● Written exercise
Copy out all of the data exactly as it appears.
··· Listing
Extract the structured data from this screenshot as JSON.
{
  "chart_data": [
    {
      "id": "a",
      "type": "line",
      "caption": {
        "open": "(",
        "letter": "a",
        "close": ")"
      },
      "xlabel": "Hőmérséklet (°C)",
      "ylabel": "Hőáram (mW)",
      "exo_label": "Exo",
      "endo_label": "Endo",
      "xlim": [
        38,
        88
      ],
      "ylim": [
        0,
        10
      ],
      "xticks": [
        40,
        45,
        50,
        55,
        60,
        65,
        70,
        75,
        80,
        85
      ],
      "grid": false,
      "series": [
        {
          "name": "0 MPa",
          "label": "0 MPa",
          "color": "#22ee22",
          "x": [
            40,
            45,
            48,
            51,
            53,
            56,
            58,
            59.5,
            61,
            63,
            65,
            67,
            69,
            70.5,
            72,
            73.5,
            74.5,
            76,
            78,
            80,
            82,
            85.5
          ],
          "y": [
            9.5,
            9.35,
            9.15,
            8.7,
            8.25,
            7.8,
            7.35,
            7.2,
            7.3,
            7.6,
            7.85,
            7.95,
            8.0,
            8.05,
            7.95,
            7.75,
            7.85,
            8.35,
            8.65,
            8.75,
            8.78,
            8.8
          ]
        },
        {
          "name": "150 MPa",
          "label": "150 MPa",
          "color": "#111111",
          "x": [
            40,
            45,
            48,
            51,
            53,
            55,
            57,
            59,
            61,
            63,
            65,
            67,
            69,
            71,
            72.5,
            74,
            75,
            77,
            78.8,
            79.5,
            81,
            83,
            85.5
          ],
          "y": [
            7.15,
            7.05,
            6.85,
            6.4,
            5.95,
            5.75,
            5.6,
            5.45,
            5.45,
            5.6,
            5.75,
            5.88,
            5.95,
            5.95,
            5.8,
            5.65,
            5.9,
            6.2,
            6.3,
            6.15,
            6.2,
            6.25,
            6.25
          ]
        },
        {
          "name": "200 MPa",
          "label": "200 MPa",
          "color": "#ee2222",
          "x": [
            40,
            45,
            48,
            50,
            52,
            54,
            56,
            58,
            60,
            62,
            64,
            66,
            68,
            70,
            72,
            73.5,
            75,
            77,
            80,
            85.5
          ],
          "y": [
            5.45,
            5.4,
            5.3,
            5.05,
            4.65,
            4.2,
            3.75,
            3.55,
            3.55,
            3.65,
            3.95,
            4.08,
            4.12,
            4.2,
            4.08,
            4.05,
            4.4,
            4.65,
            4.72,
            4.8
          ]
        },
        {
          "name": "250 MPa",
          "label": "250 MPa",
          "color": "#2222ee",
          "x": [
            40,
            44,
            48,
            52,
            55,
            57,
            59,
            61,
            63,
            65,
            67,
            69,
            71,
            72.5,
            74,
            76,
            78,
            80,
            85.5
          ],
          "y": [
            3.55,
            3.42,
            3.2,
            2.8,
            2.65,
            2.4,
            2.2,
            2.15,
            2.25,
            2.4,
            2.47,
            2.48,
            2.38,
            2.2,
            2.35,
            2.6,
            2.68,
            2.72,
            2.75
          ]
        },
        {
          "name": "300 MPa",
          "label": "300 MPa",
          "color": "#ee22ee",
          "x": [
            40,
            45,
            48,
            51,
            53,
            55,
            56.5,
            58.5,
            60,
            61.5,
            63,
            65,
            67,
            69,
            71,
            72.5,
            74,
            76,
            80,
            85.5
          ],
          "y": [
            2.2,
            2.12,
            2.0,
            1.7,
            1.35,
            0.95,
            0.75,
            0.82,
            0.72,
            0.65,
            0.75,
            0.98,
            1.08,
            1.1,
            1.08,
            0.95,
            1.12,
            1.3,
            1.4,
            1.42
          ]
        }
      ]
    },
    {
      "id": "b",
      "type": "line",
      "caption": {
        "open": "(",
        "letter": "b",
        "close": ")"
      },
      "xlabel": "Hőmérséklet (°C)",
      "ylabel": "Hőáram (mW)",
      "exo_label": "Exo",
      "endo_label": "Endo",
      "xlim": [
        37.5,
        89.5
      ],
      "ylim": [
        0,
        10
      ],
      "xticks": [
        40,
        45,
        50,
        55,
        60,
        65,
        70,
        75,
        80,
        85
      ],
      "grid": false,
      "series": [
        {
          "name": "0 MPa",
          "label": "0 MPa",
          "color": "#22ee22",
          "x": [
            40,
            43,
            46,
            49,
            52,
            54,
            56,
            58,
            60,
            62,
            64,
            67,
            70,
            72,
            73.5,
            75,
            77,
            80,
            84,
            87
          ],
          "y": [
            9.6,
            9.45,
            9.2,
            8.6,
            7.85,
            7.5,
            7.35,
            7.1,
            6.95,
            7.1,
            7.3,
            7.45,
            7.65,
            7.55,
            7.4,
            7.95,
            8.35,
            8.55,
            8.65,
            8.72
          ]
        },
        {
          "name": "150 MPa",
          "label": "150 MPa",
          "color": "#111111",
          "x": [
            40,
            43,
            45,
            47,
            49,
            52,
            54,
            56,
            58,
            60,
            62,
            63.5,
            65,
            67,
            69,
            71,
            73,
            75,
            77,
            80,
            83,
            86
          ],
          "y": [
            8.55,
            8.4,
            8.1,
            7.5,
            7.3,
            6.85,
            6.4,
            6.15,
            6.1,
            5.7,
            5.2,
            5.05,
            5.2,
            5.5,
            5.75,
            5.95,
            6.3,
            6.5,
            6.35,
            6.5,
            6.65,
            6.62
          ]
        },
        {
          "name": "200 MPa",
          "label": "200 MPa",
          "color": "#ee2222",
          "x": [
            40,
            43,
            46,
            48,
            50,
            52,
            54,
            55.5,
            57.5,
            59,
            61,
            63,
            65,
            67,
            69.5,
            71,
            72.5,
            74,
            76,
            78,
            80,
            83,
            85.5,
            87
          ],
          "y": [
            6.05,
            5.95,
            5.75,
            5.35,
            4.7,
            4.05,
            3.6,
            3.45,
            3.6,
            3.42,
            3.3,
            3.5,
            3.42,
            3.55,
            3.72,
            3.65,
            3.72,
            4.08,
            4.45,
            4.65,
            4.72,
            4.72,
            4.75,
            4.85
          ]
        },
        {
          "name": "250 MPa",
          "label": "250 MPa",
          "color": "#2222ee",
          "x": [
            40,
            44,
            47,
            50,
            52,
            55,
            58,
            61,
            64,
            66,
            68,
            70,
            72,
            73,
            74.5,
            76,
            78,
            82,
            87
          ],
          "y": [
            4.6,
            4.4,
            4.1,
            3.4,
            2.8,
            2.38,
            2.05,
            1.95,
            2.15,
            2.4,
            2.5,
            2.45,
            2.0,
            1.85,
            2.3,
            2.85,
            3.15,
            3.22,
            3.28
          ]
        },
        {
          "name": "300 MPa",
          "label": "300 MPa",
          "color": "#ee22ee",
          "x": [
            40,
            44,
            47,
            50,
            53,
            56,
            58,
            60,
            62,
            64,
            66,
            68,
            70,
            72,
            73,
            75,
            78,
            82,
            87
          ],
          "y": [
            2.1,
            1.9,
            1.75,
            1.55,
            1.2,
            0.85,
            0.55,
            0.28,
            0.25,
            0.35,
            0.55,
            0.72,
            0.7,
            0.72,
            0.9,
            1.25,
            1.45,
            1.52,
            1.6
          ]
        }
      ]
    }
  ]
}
······
● Answer to this exercise
Extract the structured data from this screenshot as JSON.
{
  "chart_data": [
    {
      "id": "a",
      "type": "line",
      "caption": {
        "open": "(",
        "letter": "a",
        "close": ")"
      },
      "xlabel": "Hőmérséklet (°C)",
      "ylabel": "Hőáram (mW)",
      "exo_label": "Exo",
      "endo_label": "Endo",
      "xlim": [
        38,
        88
      ],
      "ylim": [
        0,
        10
      ],
      "xticks": [
        40,
        45,
        50,
        55,
        60,
        65,
        70,
        75,
        80,
        85
      ],
      "grid": false,
      "series": [
        {
          "name": "0 MPa",
          "label": "0 MPa",
          "color": "#22ee22",
          "x": [
            40,
            45,
            48,
            51,
            53,
            56,
            58,
            59.5,
            61,
            63,
            65,
            67,
            69,
            70.5,
            72,
            73.5,
            74.5,
            76,
            78,
            80,
            82,
            85.5
          ],
          "y": [
            9.5,
            9.35,
            9.15,
            8.7,
            8.25,
            7.8,
            7.35,
            7.2,
            7.3,
            7.6,
            7.85,
            7.95,
            8.0,
            8.05,
            7.95,
            7.75,
            7.85,
            8.35,
            8.65,
            8.75,
            8.78,
            8.8
          ]
        },
        {
          "name": "150 MPa",
          "label": "150 MPa",
          "color": "#111111",
          "x": [
            40,
            45,
            48,
            51,
            53,
            55,
            57,
            59,
            61,
            63,
            65,
            67,
            69,
            71,
            72.5,
            74,
            75,
            77,
            78.8,
            79.5,
            81,
            83,
            85.5
          ],
          "y": [
            7.15,
            7.05,
            6.85,
            6.4,
            5.95,
            5.75,
            5.6,
            5.45,
            5.45,
            5.6,
            5.75,
            5.88,
            5.95,
            5.95,
            5.8,
            5.65,
            5.9,
            6.2,
            6.3,
            6.15,
            6.2,
            6.25,
            6.25
          ]
        },
        {
          "name": "200 MPa",
          "label": "200 MPa",
          "color": "#ee2222",
          "x": [
            40,
            45,
            48,
            50,
            52,
            54,
            56,
            58,
            60,
            62,
            64,
            66,
            68,
            70,
            72,
            73.5,
            75,
            77,
            80,
            85.5
          ],
          "y": [
            5.45,
            5.4,
            5.3,
            5.05,
            4.65,
            4.2,
            3.75,
            3.55,
            3.55,
            3.65,
            3.95,
            4.08,
            4.12,
            4.2,
            4.08,
            4.05,
            4.4,
            4.65,
            4.72,
            4.8
          ]
        },
        {
          "name": "250 MPa",
          "label": "250 MPa",
          "color": "#2222ee",
          "x": [
            40,
            44,
            48,
            52,
            55,
            57,
            59,
            61,
            63,
            65,
            67,
            69,
            71,
            72.5,
            74,
            76,
            78,
            80,
            85.5
          ],
          "y": [
            3.55,
            3.42,
            3.2,
            2.8,
            2.65,
            2.4,
            2.2,
            2.15,
            2.25,
            2.4,
            2.47,
            2.48,
            2.38,
            2.2,
            2.35,
            2.6,
            2.68,
            2.72,
            2.75
          ]
        },
        {
          "name": "300 MPa",
          "label": "300 MPa",
          "color": "#ee22ee",
          "x": [
            40,
            45,
            48,
            51,
            53,
            55,
            56.5,
            58.5,
            60,
            61.5,
            63,
            65,
            67,
            69,
            71,
            72.5,
            74,
            76,
            80,
            85.5
          ],
          "y": [
            2.2,
            2.12,
            2.0,
            1.7,
            1.35,
            0.95,
            0.75,
            0.82,
            0.72,
            0.65,
            0.75,
            0.98,
            1.08,
            1.1,
            1.08,
            0.95,
            1.12,
            1.3,
            1.4,
            1.42
          ]
        }
      ]
    },
    {
      "id": "b",
      "type": "line",
      "caption": {
        "open": "(",
        "letter": "b",
        "close": ")"
      },
      "xlabel": "Hőmérséklet (°C)",
      "ylabel": "Hőáram (mW)",
      "exo_label": "Exo",
      "endo_label": "Endo",
      "xlim": [
        37.5,
        89.5
      ],
      "ylim": [
        0,
        10
      ],
      "xticks": [
        40,
        45,
        50,
        55,
        60,
        65,
        70,
        75,
        80,
        85
      ],
      "grid": false,
      "series": [
        {
          "name": "0 MPa",
          "label": "0 MPa",
          "color": "#22ee22",
          "x": [
            40,
            43,
            46,
            49,
            52,
            54,
            56,
            58,
            60,
            62,
            64,
            67,
            70,
            72,
            73.5,
            75,
            77,
            80,
            84,
            87
          ],
          "y": [
            9.6,
            9.45,
            9.2,
            8.6,
            7.85,
            7.5,
            7.35,
            7.1,
            6.95,
            7.1,
            7.3,
            7.45,
            7.65,
            7.55,
            7.4,
            7.95,
            8.35,
            8.55,
            8.65,
            8.72
          ]
        },
        {
          "name": "150 MPa",
          "label": "150 MPa",
          "color": "#111111",
          "x": [
            40,
            43,
            45,
            47,
            49,
            52,
            54,
            56,
            58,
            60,
            62,
            63.5,
            65,
            67,
            69,
            71,
            73,
            75,
            77,
            80,
            83,
            86
          ],
          "y": [
            8.55,
            8.4,
            8.1,
            7.5,
            7.3,
            6.85,
            6.4,
            6.15,
            6.1,
            5.7,
            5.2,
            5.05,
            5.2,
            5.5,
            5.75,
            5.95,
            6.3,
            6.5,
            6.35,
            6.5,
            6.65,
            6.62
          ]
        },
        {
          "name": "200 MPa",
          "label": "200 MPa",
          "color": "#ee2222",
          "x": [
            40,
            43,
            46,
            48,
            50,
            52,
            54,
            55.5,
            57.5,
            59,
            61,
            63,
            65,
            67,
            69.5,
            71,
            72.5,
            74,
            76,
            78,
            80,
            83,
            85.5,
            87
          ],
          "y": [
            6.05,
            5.95,
            5.75,
            5.35,
            4.7,
            4.05,
            3.6,
            3.45,
            3.6,
            3.42,
            3.3,
            3.5,
            3.42,
            3.55,
            3.72,
            3.65,
            3.72,
            4.08,
            4.45,
            4.65,
            4.72,
            4.72,
            4.75,
            4.85
          ]
        },
        {
          "name": "250 MPa",
          "label": "250 MPa",
          "color": "#2222ee",
          "x": [
            40,
            44,
            47,
            50,
            52,
            55,
            58,
            61,
            64,
            66,
            68,
            70,
            72,
            73,
            74.5,
            76,
            78,
            82,
            87
          ],
          "y": [
            4.6,
            4.4,
            4.1,
            3.4,
            2.8,
            2.38,
            2.05,
            1.95,
            2.15,
            2.4,
            2.5,
            2.45,
            2.0,
            1.85,
            2.3,
            2.85,
            3.15,
            3.22,
            3.28
          ]
        },
        {
          "name": "300 MPa",
          "label": "300 MPa",
          "color": "#ee22ee",
          "x": [
            40,
            44,
            47,
            50,
            53,
            56,
            58,
            60,
            62,
            64,
            66,
            68,
            70,
            72,
            73,
            75,
            78,
            82,
            87
          ],
          "y": [
            2.1,
            1.9,
            1.75,
            1.55,
            1.2,
            0.85,
            0.55,
            0.28,
            0.25,
            0.35,
            0.55,
            0.72,
            0.7,
            0.72,
            0.9,
            1.25,
            1.45,
            1.52,
            1.6
          ]
        }
      ]
    }
  ]
}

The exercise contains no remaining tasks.